Goal: List each line of the data in which the string "オンアクセス戦略" appears.

---------- Record set ----------

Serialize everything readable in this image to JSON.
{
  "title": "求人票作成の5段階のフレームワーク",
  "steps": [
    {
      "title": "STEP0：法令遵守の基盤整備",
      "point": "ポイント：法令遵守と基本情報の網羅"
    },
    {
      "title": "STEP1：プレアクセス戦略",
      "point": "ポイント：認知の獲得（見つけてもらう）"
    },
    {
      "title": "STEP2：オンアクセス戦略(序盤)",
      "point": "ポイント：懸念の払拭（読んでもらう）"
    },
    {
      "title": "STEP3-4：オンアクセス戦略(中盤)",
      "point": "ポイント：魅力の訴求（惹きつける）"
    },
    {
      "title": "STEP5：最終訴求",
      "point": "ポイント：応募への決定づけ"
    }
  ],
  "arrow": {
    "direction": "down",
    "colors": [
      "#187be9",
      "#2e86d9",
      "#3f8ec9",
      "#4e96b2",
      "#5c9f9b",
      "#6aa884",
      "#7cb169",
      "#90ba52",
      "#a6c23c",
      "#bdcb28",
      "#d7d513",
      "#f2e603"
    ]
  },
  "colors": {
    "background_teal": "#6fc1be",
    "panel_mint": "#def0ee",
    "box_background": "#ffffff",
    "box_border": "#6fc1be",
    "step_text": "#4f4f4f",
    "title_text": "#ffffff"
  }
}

----------

Expected output:
      "title": "STEP2：オンアクセス戦略(序盤)",
      "title": "STEP3-4：オンアクセス戦略(中盤)",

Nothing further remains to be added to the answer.